List every line in the records below that contains the string "axis", treating uppercase and lowercase letters as distinct.

(Element box records)
########
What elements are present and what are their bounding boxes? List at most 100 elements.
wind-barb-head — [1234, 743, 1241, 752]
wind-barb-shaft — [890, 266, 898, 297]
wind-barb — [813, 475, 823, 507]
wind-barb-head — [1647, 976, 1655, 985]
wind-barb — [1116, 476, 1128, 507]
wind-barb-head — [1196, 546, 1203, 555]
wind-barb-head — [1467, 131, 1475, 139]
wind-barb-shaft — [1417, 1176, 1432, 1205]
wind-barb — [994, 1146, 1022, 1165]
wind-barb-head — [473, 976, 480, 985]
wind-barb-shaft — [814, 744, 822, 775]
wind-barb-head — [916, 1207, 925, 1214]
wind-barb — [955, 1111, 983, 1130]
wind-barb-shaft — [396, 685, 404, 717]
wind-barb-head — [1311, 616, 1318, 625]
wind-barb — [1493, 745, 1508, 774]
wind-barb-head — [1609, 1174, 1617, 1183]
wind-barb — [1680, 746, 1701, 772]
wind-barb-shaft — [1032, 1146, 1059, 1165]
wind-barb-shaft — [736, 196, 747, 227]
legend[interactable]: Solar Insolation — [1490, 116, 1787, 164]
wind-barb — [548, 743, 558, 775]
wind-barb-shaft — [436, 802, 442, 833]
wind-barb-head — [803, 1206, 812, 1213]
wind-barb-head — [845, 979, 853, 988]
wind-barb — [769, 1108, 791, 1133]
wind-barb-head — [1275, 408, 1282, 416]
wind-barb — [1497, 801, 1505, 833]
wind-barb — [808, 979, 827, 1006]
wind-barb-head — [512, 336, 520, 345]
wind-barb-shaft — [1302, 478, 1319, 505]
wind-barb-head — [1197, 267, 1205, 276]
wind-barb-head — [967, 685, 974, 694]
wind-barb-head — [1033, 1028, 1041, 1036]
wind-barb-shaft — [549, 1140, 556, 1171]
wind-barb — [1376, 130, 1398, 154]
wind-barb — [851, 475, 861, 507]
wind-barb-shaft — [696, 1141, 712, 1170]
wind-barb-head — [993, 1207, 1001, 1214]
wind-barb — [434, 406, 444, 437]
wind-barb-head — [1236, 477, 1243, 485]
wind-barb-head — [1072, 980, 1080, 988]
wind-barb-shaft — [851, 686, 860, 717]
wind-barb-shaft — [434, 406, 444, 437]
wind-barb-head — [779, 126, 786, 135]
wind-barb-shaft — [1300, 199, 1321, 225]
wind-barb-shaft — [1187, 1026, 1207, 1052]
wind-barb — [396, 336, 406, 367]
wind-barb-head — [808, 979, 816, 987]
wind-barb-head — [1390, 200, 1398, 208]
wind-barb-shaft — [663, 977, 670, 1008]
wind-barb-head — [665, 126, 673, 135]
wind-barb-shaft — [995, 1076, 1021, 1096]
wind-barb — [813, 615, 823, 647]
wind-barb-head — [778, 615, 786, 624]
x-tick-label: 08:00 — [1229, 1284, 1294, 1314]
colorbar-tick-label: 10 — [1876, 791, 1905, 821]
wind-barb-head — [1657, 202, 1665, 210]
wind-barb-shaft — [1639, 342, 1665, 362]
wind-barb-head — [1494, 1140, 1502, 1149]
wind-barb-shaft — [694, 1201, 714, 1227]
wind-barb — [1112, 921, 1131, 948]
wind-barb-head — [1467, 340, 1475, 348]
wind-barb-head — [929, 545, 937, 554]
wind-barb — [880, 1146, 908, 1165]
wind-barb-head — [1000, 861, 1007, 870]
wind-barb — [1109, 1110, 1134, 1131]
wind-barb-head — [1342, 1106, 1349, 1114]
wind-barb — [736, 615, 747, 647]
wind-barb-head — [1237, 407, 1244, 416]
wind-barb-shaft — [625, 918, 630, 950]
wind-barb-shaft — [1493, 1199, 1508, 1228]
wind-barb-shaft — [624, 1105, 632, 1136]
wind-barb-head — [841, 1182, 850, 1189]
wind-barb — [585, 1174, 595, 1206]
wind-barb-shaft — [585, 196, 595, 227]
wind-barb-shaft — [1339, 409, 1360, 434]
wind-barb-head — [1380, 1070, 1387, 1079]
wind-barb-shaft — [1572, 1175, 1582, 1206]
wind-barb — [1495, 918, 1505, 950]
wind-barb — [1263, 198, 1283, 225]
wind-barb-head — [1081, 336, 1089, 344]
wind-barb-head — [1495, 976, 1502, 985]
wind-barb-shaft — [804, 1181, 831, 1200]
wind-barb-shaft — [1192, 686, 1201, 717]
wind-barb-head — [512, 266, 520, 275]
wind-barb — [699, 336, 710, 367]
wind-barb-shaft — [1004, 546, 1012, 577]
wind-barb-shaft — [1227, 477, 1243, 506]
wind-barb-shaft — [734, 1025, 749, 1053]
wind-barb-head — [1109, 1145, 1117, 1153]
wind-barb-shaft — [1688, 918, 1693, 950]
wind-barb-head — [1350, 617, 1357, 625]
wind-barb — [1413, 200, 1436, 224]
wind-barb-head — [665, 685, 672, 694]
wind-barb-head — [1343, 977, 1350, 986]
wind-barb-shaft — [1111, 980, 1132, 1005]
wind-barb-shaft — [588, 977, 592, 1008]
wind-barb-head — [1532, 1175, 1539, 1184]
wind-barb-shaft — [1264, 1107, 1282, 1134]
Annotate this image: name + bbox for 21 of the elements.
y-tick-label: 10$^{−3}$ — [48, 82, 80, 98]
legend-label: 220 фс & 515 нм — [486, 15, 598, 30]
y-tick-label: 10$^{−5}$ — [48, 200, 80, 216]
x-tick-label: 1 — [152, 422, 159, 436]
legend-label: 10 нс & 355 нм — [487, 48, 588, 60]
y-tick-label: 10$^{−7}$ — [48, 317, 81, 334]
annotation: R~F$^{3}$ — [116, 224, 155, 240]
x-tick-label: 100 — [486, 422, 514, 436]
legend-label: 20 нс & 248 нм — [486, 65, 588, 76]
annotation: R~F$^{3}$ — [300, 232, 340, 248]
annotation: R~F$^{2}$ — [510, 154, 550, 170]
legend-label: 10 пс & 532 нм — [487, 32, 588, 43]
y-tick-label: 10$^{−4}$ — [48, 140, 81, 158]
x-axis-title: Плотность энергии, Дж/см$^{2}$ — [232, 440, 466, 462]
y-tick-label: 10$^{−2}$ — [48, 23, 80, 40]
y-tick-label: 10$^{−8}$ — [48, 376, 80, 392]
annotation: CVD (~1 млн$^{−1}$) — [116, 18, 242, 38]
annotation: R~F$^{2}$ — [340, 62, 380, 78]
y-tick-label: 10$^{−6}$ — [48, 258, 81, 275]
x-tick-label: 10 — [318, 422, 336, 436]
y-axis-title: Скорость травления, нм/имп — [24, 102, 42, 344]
########
### ANSWER FOR THIS EXERCISE
x-axis-title: Плотность энергии, Дж/см$^{2}$ — [232, 440, 466, 462]
y-axis-title: Скорость травления, нм/имп — [24, 102, 42, 344]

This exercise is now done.